**AIM**
Repeat the records verbatim and leave the pictures out of your copy.

═══

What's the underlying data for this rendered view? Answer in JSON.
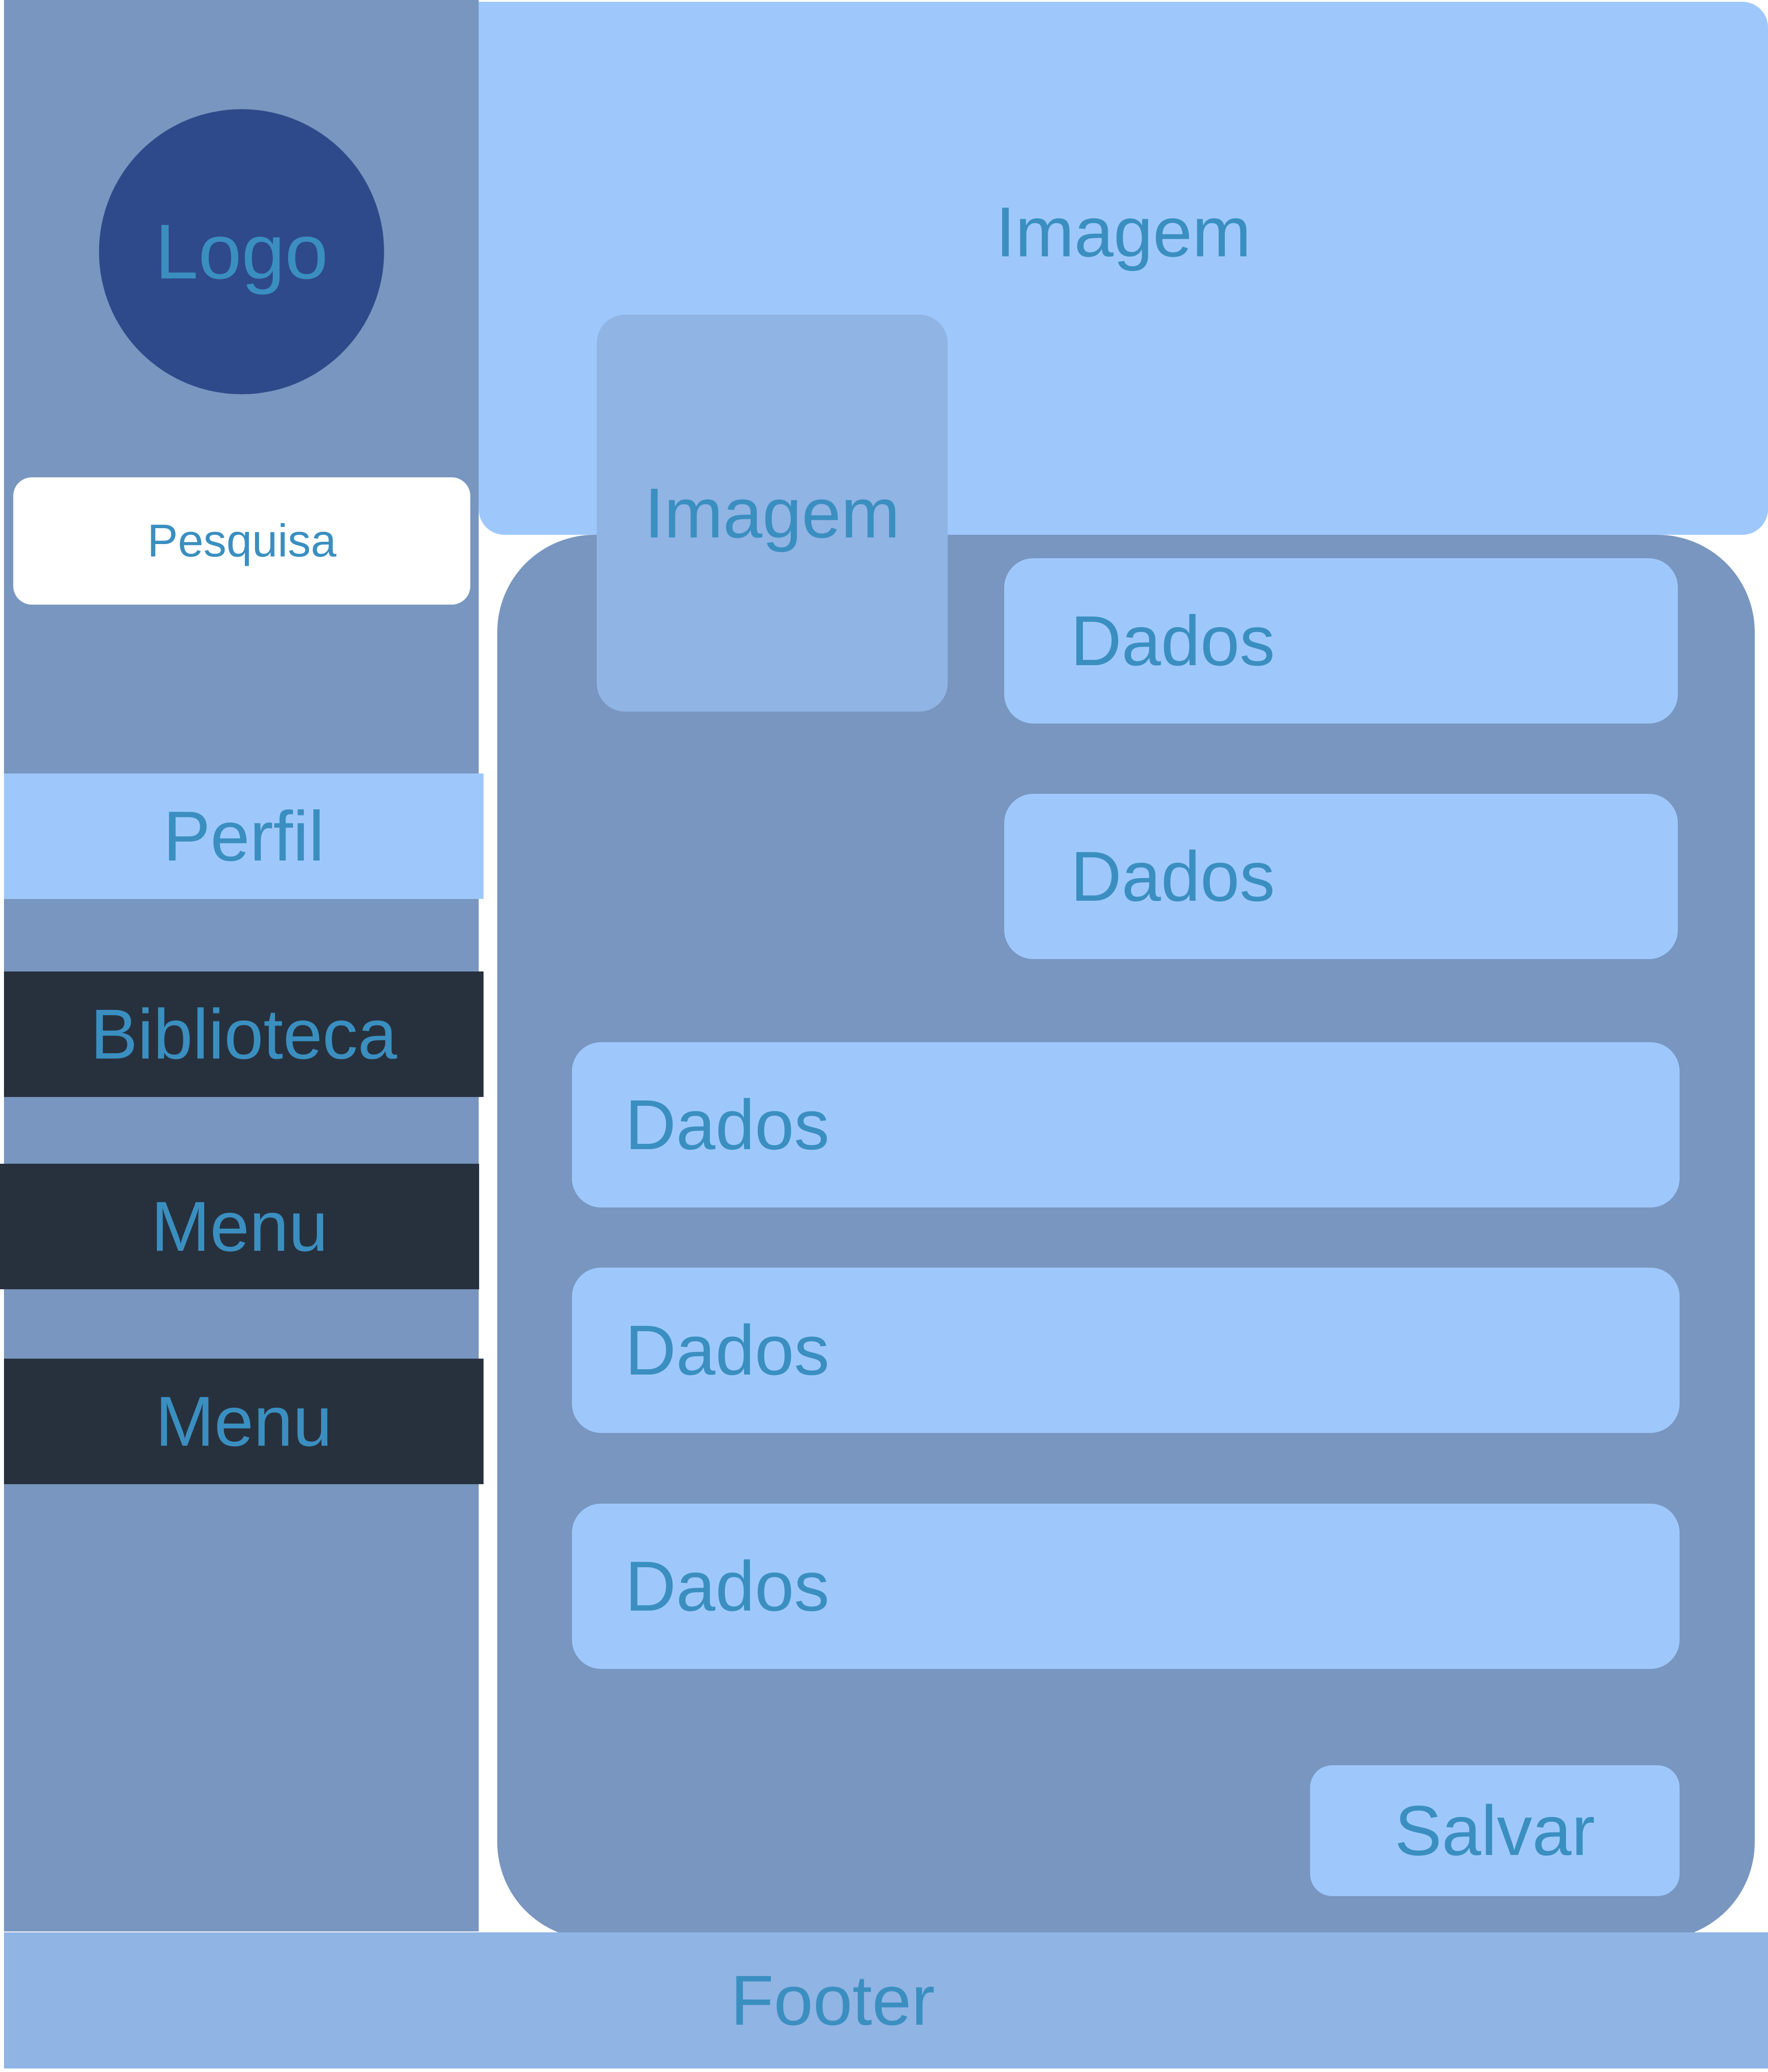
{
  "colors": {
    "sidebar_bg": "#7896bf",
    "logo_bg": "#2e4a8a",
    "nav_active_bg": "#9ec8fc",
    "nav_dark_bg": "#27313e",
    "light_bg": "#9ec8fc",
    "card_bg": "#7896bf",
    "image_bg": "#90b4e4",
    "footer_bg": "#90b4e4",
    "text": "#3a8fc0"
  },
  "sidebar": {
    "logo": "Logo",
    "search_label": "Pesquisa",
    "nav": [
      {
        "label": "Perfil",
        "active": true
      },
      {
        "label": "Biblioteca",
        "active": false
      },
      {
        "label": "Menu",
        "active": false
      },
      {
        "label": "Menu",
        "active": false
      }
    ]
  },
  "header": {
    "image_label": "Imagem"
  },
  "main": {
    "profile_image_label": "Imagem",
    "data_fields": [
      "Dados",
      "Dados",
      "Dados",
      "Dados",
      "Dados"
    ],
    "save_label": "Salvar"
  },
  "footer": {
    "label": "Footer"
  }
}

═══

**SOLUTION TO THE PROBLEM**
What's the underlying data for this rendered view? Answer in JSON.
{
  "colors": {
    "sidebar_bg": "#7896bf",
    "logo_bg": "#2e4a8a",
    "nav_active_bg": "#9ec8fc",
    "nav_dark_bg": "#27313e",
    "light_bg": "#9ec8fc",
    "card_bg": "#7896bf",
    "image_bg": "#90b4e4",
    "footer_bg": "#90b4e4",
    "text": "#3a8fc0"
  },
  "sidebar": {
    "logo": "Logo",
    "search_label": "Pesquisa",
    "nav": [
      {
        "label": "Perfil",
        "active": true
      },
      {
        "label": "Biblioteca",
        "active": false
      },
      {
        "label": "Menu",
        "active": false
      },
      {
        "label": "Menu",
        "active": false
      }
    ]
  },
  "header": {
    "image_label": "Imagem"
  },
  "main": {
    "profile_image_label": "Imagem",
    "data_fields": [
      "Dados",
      "Dados",
      "Dados",
      "Dados",
      "Dados"
    ],
    "save_label": "Salvar"
  },
  "footer": {
    "label": "Footer"
  }
}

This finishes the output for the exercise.